Please pull out every line that includes the string "jawaban".

_ _ _ _ _

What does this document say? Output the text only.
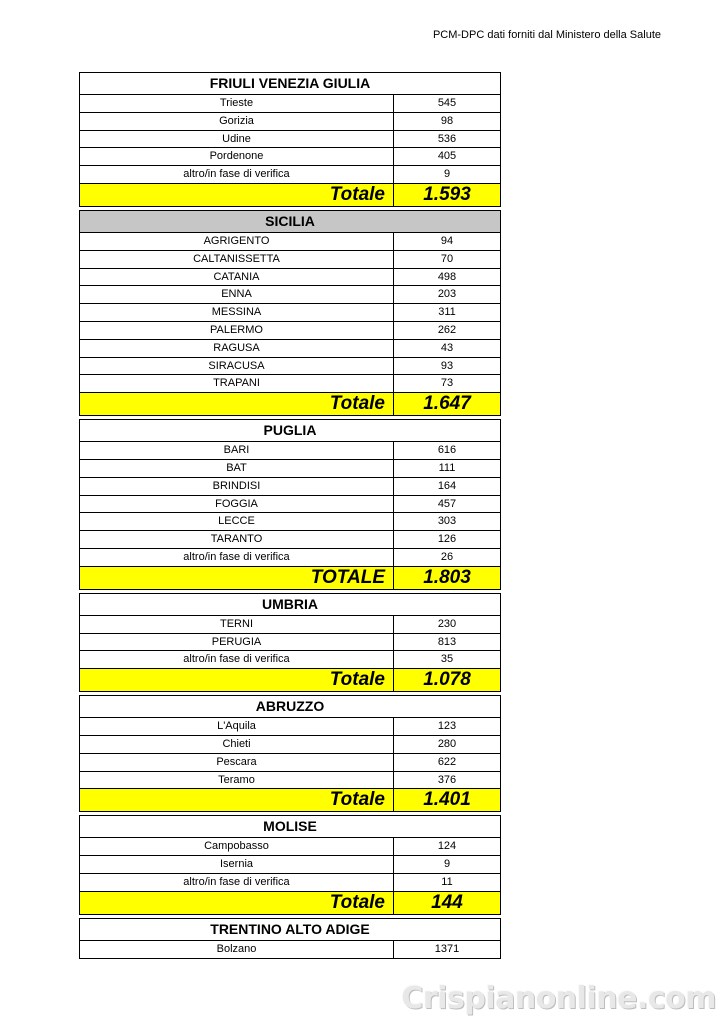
PCM-DPC dati forniti dal Ministero della Salute
FRIULI VENEZIA GIULIA
Trieste	545
Gorizia	98
Udine	536
Pordenone	405
altro/in fase di verifica	9
Totale	1.593
SICILIA
AGRIGENTO	94
CALTANISSETTA	70
CATANIA	498
ENNA	203
MESSINA	311
PALERMO	262
RAGUSA	43
SIRACUSA	93
TRAPANI	73
Totale	1.647
PUGLIA
BARI	616
BAT	111
BRINDISI	164
FOGGIA	457
LECCE	303
TARANTO	126
altro/in fase di verifica	26
TOTALE	1.803
UMBRIA
TERNI	230
PERUGIA	813
altro/in fase di verifica	35
Totale	1.078
ABRUZZO
L'Aquila	123
Chieti	280
Pescara	622
Teramo	376
Totale	1.401
MOLISE
Campobasso	124
Isernia	9
altro/in fase di verifica	11
Totale	144
TRENTINO ALTO ADIGE
Bolzano	1371
Crispianonline.com
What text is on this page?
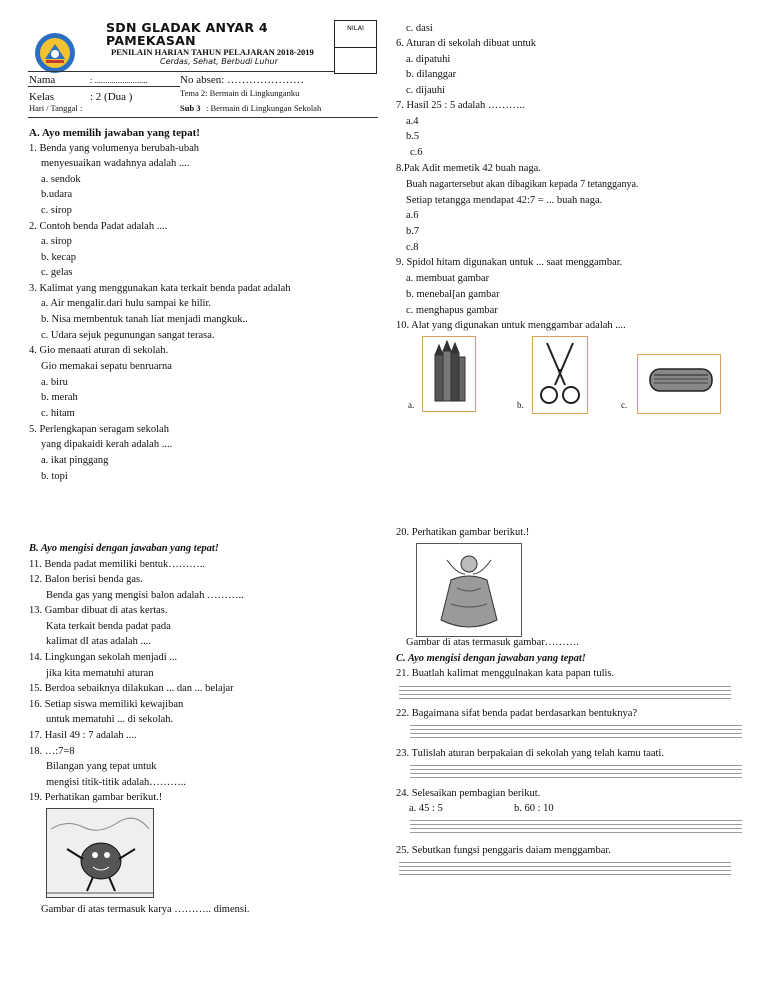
SDN GLADAK ANYAR 4
PAMEKASAN
PENILAIN HARIAN TAHUN PELAJARAN 2018-2019
Cerdas, Sehat, Berbudi Luhur
NILAI
Nama	: .........................	No absen: …………………
Kelas	: 2 (Dua )	Tema 2: Bermain di Lingkunganku
Hari / Tanggal :	Sub 3 : Bermain di Lingkungan Sekolah
A. Ayo memilih jawaban yang tepat!
1. Benda yang volumenya berubah-ubah
menyesuaikan wadahnya adalah ....
a. sendok
b.udara
c. sirop
2. Contoh benda Padat adalah ....
a. sirop
b. kecap
c. gelas
3. Kalimat yang menggunakan kata terkait benda padat adalah
a. Air mengalir.dari hulu sampai ke hilir.
b. Nisa membentuk tanah liat menjadi mangkuk..
c. Udara sejuk pegunungan sangat terasa.
4. Gio menaati aturan di sekolah.
Gio memakai sepatu benruarna
a. biru
b. merah
c. hitam
5. Perlengkapan seragam sekolah
yang dipakaidi kerah adalah ....
a. ikat pinggang
b. topi
c. dasi
6. Aturan di sekolah dibuat untuk
a. dipatuhi
b. dilanggar
c. dijauhi
7. Hasil 25 : 5 adalah ………..
a.4
b.5
c.6
8.Pak Adit memetik 42 buah naga.
Buah nagartersebut akan dibagikan kepada 7 tetangganya.
Setiap tetangga mendapat 42:7 = ... buah naga.
a.6
b.7
c.8
9. Spidol hitam digunakan untuk ... saat menggambar.
a. membuat gambar
b. menebal[an gambar
c. menghapus gambar
10. Alat yang digunakan untuk menggambar adalah ....
a.	b.	c.
B. Ayo mengisi dengan jawaban yang tepat!
11. Benda padat memiliki bentuk………..
12. Balon berisi benda gas.
Benda gas yang mengisi balon adalah ………..
13. Gambar dibuat di atas kertas.
Kata terkait benda padat pada
kalimat dI atas adalah ....
14. Lingkungan sekolah menjadi ...
jika kita mematuhi aturan
15. Berdoa sebaiknya dilakukan ... dan ... belajar
16. Setiap siswa memiliki kewajiban
untuk mematuhi ... di sekolah.
17. Hasil 49 : 7 adalah ....
18. …:7=8
Bilangan yang tepat untuk
mengisi titik-titik adalah………..
19. Perhatikan gambar berikut.!
Gambar di atas termasuk karya ……….. dimensi.
20. Perhatikan gambar berikut.!
Gambar di atas termasuk gambar……….
C. Ayo mengisi dengan jawaban yang tepat!
21. Buatlah kalimat menggulnakan kata papan tulis.
22. Bagaimana sifat benda padat berdasarkan bentuknya?
23. Tulislah aturan berpakaian di sekolah yang telah kamu taati.
24. Selesaikan pembagian berikut.
a. 45 : 5	b. 60 : 10
25. Sebutkan fungsi penggaris daiam menggambar.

_ _ _ _ _

FINISHED ANSWER ▸
A. Ayo memilih jawaban yang tepat!
B. Ayo mengisi dengan jawaban yang tepat!
C. Ayo mengisi dengan jawaban yang tepat!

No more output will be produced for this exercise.